Task:
Determine the number of lines containing the word "this". Reply with it and nothing else.

Stored data:
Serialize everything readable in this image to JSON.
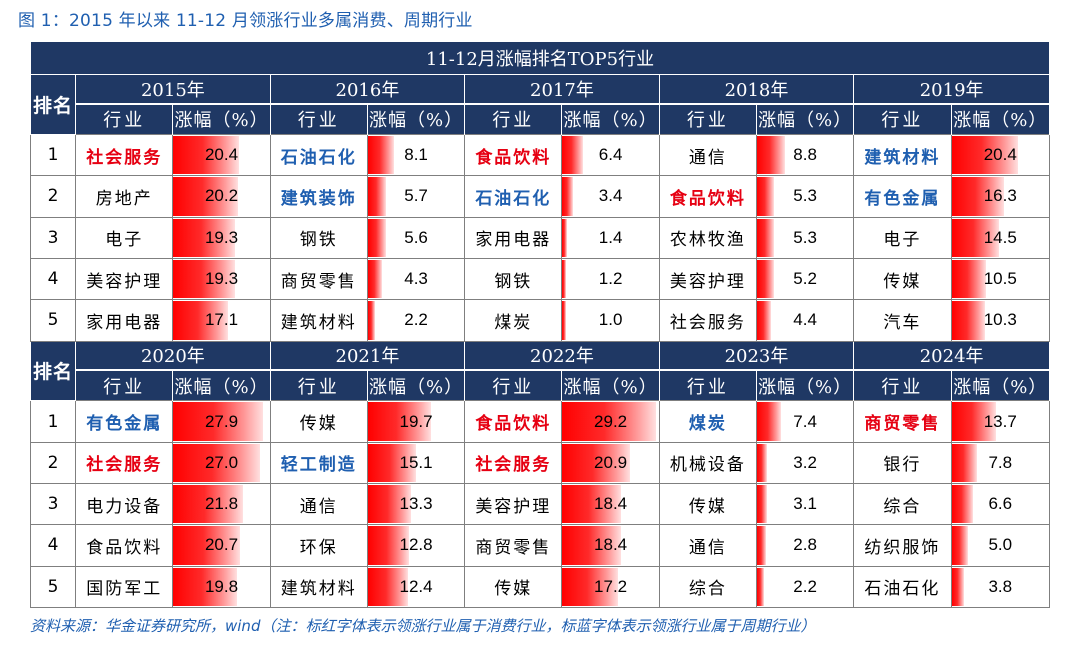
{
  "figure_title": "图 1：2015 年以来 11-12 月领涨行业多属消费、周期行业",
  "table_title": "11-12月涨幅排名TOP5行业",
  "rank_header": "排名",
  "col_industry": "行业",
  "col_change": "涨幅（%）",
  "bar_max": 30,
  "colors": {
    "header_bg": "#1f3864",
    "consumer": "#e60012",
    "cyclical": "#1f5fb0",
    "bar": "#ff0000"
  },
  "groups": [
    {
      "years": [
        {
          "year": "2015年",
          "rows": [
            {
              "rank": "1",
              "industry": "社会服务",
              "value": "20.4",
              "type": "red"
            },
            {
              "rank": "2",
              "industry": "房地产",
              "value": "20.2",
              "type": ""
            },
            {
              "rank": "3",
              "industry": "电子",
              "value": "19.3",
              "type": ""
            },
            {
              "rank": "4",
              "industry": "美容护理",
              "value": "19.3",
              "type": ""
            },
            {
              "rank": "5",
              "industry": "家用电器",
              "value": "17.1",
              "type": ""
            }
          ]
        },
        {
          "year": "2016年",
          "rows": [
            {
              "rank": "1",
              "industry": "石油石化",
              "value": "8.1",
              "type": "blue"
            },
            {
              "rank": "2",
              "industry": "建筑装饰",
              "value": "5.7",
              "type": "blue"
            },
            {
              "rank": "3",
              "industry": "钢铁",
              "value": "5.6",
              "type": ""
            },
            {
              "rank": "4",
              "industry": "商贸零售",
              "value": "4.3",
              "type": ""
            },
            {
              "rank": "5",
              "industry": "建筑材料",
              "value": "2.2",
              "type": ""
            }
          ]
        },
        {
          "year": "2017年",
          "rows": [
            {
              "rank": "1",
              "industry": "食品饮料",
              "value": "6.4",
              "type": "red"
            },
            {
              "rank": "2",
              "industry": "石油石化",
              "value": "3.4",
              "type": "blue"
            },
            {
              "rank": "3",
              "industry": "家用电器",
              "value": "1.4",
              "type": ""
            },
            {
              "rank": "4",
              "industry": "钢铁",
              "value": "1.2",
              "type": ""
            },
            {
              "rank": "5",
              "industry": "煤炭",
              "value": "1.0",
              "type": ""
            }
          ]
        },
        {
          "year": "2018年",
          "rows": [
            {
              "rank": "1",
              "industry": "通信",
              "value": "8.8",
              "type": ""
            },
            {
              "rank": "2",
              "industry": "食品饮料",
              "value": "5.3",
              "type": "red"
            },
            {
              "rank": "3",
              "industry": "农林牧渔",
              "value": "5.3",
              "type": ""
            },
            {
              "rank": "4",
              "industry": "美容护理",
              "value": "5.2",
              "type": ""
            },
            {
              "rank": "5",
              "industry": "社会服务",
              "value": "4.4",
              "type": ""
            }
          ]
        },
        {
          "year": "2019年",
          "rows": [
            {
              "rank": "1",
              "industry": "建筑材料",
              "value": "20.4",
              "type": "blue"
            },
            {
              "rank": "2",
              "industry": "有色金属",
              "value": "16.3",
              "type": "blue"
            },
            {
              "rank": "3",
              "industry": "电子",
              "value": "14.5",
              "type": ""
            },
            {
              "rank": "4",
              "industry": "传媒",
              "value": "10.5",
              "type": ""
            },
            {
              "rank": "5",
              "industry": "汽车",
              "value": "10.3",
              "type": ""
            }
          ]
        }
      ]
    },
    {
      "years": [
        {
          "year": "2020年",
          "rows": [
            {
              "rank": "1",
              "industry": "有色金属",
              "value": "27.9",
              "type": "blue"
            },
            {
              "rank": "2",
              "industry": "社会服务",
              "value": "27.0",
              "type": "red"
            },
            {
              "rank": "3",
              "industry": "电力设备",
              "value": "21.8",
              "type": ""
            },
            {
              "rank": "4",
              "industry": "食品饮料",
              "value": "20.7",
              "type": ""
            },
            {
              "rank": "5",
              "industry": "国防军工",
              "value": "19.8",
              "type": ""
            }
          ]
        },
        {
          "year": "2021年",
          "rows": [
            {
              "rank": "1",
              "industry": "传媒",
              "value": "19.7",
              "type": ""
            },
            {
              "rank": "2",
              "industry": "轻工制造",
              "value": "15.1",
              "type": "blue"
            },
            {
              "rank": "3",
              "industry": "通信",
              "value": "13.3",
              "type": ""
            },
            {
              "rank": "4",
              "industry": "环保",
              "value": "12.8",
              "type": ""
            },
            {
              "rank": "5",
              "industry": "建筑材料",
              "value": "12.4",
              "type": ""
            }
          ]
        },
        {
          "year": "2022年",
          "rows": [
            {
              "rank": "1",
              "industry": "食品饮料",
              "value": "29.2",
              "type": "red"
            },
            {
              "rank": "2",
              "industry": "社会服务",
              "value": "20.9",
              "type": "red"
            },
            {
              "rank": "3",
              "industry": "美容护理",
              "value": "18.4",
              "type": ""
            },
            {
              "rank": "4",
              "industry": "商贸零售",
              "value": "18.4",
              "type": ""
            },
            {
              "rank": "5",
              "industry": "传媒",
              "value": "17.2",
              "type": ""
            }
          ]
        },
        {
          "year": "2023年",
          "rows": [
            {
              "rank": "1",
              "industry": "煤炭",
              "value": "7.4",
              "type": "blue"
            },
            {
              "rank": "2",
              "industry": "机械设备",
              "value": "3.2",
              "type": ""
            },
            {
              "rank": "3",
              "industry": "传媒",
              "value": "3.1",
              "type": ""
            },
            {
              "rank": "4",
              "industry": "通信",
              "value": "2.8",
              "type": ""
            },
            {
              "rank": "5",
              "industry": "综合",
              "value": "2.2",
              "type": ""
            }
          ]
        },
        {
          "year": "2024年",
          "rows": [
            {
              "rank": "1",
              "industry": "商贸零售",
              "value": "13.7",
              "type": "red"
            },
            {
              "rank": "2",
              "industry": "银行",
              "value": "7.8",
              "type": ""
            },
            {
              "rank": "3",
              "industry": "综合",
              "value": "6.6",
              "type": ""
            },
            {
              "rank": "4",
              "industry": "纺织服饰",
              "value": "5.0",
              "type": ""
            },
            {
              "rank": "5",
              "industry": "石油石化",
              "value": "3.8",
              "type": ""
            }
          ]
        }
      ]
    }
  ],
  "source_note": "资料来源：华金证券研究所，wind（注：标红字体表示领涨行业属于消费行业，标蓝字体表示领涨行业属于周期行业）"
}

...

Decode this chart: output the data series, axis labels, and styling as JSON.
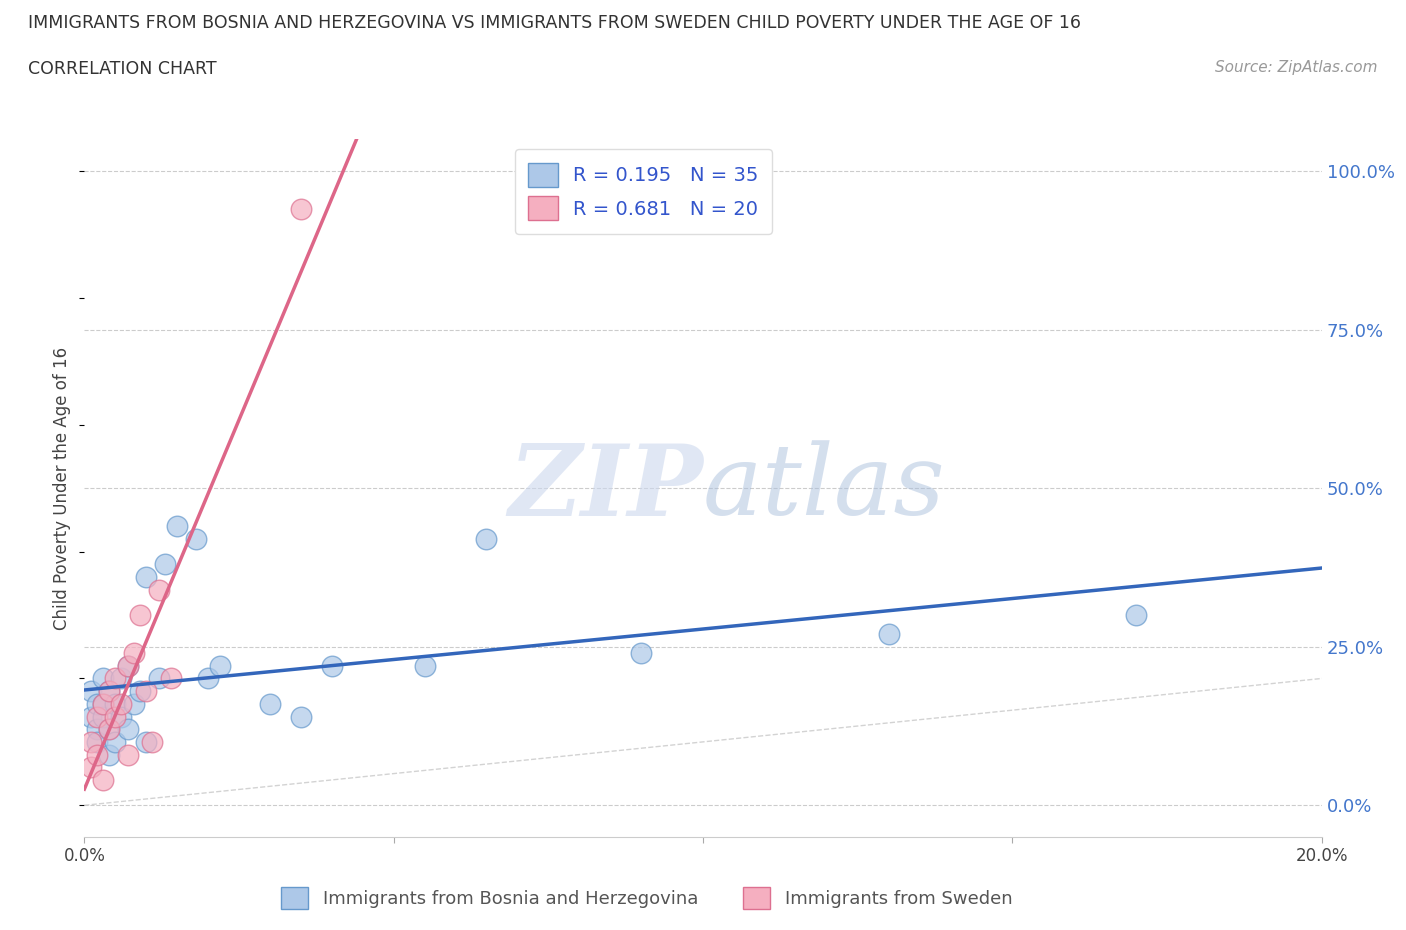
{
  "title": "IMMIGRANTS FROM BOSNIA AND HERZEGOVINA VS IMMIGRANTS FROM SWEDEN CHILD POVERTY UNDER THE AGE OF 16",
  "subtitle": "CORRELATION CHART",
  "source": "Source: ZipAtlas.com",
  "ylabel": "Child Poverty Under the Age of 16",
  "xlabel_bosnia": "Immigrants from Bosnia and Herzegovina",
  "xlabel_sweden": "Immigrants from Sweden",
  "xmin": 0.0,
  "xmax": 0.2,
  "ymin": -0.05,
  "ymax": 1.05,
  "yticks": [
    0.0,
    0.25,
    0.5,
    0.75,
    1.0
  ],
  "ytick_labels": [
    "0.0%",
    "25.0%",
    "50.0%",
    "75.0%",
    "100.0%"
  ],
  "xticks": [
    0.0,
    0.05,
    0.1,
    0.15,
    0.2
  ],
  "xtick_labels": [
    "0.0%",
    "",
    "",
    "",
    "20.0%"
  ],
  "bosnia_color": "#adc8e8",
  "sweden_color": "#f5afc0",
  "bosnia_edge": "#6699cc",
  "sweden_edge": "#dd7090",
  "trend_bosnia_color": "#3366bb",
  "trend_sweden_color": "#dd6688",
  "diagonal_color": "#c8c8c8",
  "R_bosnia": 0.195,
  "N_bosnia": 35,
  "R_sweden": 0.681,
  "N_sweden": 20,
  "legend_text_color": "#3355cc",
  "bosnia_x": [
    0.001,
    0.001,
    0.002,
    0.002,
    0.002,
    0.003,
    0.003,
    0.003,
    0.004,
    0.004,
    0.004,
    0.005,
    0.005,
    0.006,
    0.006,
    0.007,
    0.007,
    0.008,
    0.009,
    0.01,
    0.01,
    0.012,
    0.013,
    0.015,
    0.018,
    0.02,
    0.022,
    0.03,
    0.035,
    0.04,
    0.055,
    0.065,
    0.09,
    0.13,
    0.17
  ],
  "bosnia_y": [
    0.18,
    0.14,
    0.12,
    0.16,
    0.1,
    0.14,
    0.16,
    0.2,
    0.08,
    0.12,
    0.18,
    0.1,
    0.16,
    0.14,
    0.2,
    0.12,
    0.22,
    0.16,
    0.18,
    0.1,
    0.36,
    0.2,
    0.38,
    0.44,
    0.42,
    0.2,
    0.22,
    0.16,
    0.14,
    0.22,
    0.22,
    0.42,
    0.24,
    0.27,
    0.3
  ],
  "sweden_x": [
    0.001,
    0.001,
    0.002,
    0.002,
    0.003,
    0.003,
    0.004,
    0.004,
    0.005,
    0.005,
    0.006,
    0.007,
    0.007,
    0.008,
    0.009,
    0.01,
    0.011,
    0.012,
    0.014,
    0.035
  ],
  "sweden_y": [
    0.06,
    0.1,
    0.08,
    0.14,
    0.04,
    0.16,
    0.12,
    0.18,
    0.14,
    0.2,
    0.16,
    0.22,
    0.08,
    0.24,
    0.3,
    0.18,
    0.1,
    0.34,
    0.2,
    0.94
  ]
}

Expected answer:
2